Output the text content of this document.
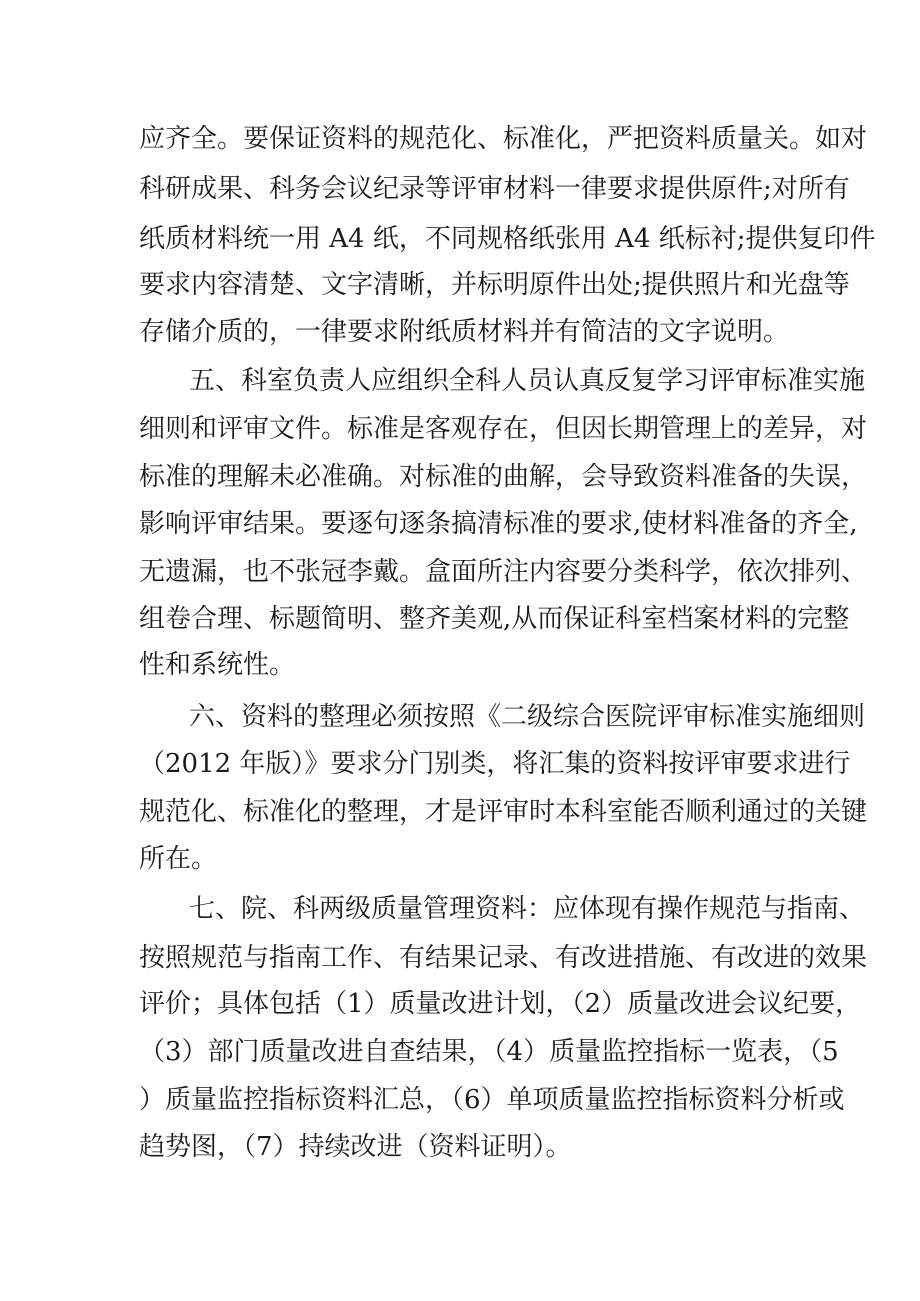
应齐全。要保证资料的规范化、标准化，严把资料质量关。如对

科研成果、科务会议纪录等评审材料一律要求提供原件;对所有

纸质材料统一用 A4 纸，不同规格纸张用 A4 纸标衬;提供复印件

要求内容清楚、文字清晰，并标明原件出处;提供照片和光盘等

存储介质的，一律要求附纸质材料并有简洁的文字说明。

五、科室负责人应组织全科人员认真反复学习评审标准实施

细则和评审文件。标准是客观存在，但因长期管理上的差异，对

标准的理解未必准确。对标准的曲解，会导致资料准备的失误，

影响评审结果。要逐句逐条搞清标准的要求,使材料准备的齐全,

无遗漏，也不张冠李戴。盒面所注内容要分类科学，依次排列、

组卷合理、标题简明、整齐美观,从而保证科室档案材料的完整

性和系统性。

六、资料的整理必须按照《二级综合医院评审标准实施细则

（2012 年版）》要求分门别类，将汇集的资料按评审要求进行

规范化、标准化的整理，才是评审时本科室能否顺利通过的关键

所在。

七、院、科两级质量管理资料：应体现有操作规范与指南、

按照规范与指南工作、有结果记录、有改进措施、有改进的效果

评价；具体包括（1）质量改进计划，（2）质量改进会议纪要，

（3）部门质量改进自查结果，（4）质量监控指标一览表，（5

）质量监控指标资料汇总，（6）单项质量监控指标资料分析或

趋势图，（7）持续改进（资料证明）。
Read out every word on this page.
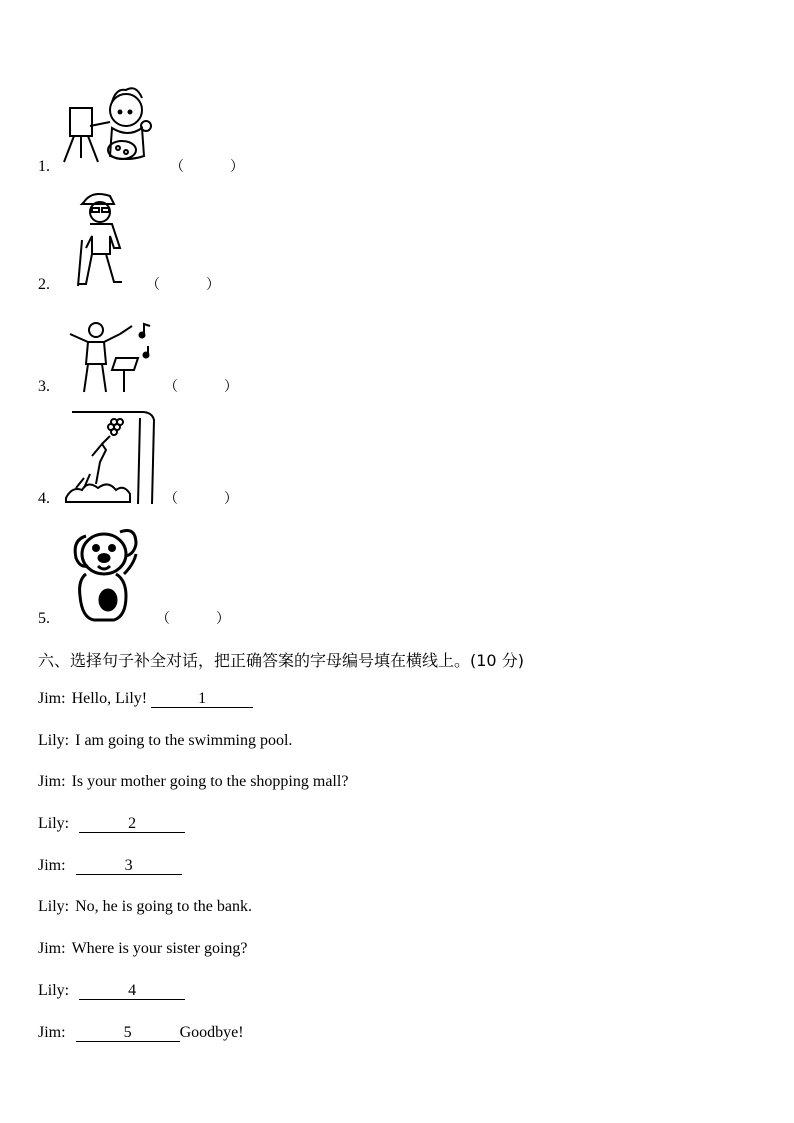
1.	（	）
2.	（	）
3.	（	）
4.	（	）
5.	（	）
六、选择句子补全对话，把正确答案的字母编号填在横线上。(10 分)
Jim: Hello, Lily!	1
Lily: I am going to the swimming pool.
Jim: Is your mother going to the shopping mall?
Lily:	2
Jim:	3
Lily: No, he is going to the bank.
Jim: Where is your sister going?
Lily:	4
Jim:	5	Goodbye!
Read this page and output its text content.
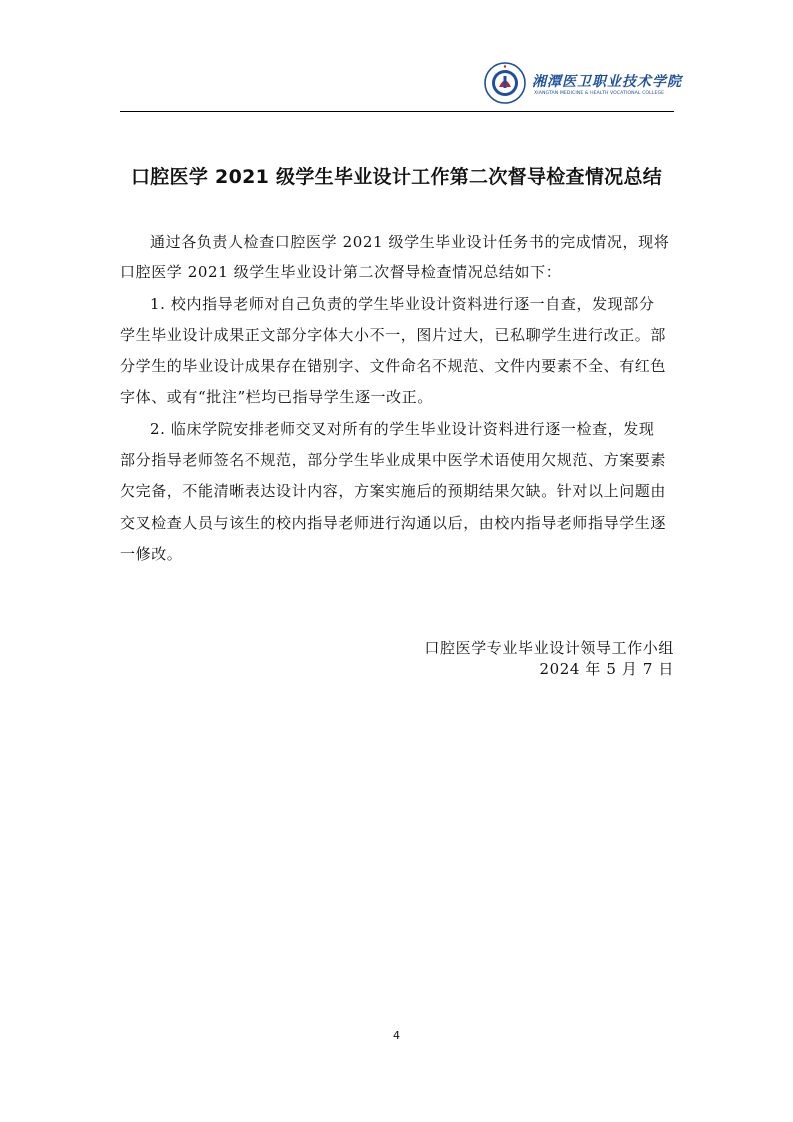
湘潭医卫职业技术学院
XIANGTAN MEDICINE & HEALTH VOCATIONAL COLLEGE
口腔医学 2021 级学生毕业设计工作第二次督导检查情况总结
通过各负责人检查口腔医学 2021 级学生毕业设计任务书的完成情况，现将
口腔医学 2021 级学生毕业设计第二次督导检查情况总结如下：
1. 校内指导老师对自己负责的学生毕业设计资料进行逐一自查，发现部分
学生毕业设计成果正文部分字体大小不一，图片过大，已私聊学生进行改正。部
分学生的毕业设计成果存在错别字、文件命名不规范、文件内要素不全、有红色
字体、或有“批注”栏均已指导学生逐一改正。
2. 临床学院安排老师交叉对所有的学生毕业设计资料进行逐一检查，发现
部分指导老师签名不规范，部分学生毕业成果中医学术语使用欠规范、方案要素
欠完备，不能清晰表达设计内容，方案实施后的预期结果欠缺。针对以上问题由
交叉检查人员与该生的校内指导老师进行沟通以后，由校内指导老师指导学生逐
一修改。
口腔医学专业毕业设计领导工作小组
2024 年 5 月 7 日
4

> _Objective_
With the pictures left out, please output each line from the one containing "Read out every word on this page." through the end of the entries, exactly as it is.

> _Exercise solution_
Read out every word on this page.
1.	（	）
2.	（	）
3.	（	）
4.	（	）
5.	（	）
六、选择句子补全对话，把正确答案的字母编号填在横线上。(10 分)
Jim: Hello, Lily!	1
Lily: I am going to the swimming pool.
Jim: Is your mother going to the shopping mall?
Lily:	2
Jim:	3
Lily: No, he is going to the bank.
Jim: Where is your sister going?
Lily:	4
Jim:	5	Goodbye!
Read this page and output its text content.
湘潭医卫职业技术学院
XIANGTAN MEDICINE & HEALTH VOCATIONAL COLLEGE
口腔医学 2021 级学生毕业设计工作第二次督导检查情况总结
通过各负责人检查口腔医学 2021 级学生毕业设计任务书的完成情况，现将
口腔医学 2021 级学生毕业设计第二次督导检查情况总结如下：
1. 校内指导老师对自己负责的学生毕业设计资料进行逐一自查，发现部分
学生毕业设计成果正文部分字体大小不一，图片过大，已私聊学生进行改正。部
分学生的毕业设计成果存在错别字、文件命名不规范、文件内要素不全、有红色
字体、或有“批注”栏均已指导学生逐一改正。
2. 临床学院安排老师交叉对所有的学生毕业设计资料进行逐一检查，发现
部分指导老师签名不规范，部分学生毕业成果中医学术语使用欠规范、方案要素
欠完备，不能清晰表达设计内容，方案实施后的预期结果欠缺。针对以上问题由
交叉检查人员与该生的校内指导老师进行沟通以后，由校内指导老师指导学生逐
一修改。
口腔医学专业毕业设计领导工作小组
2024 年 5 月 7 日
4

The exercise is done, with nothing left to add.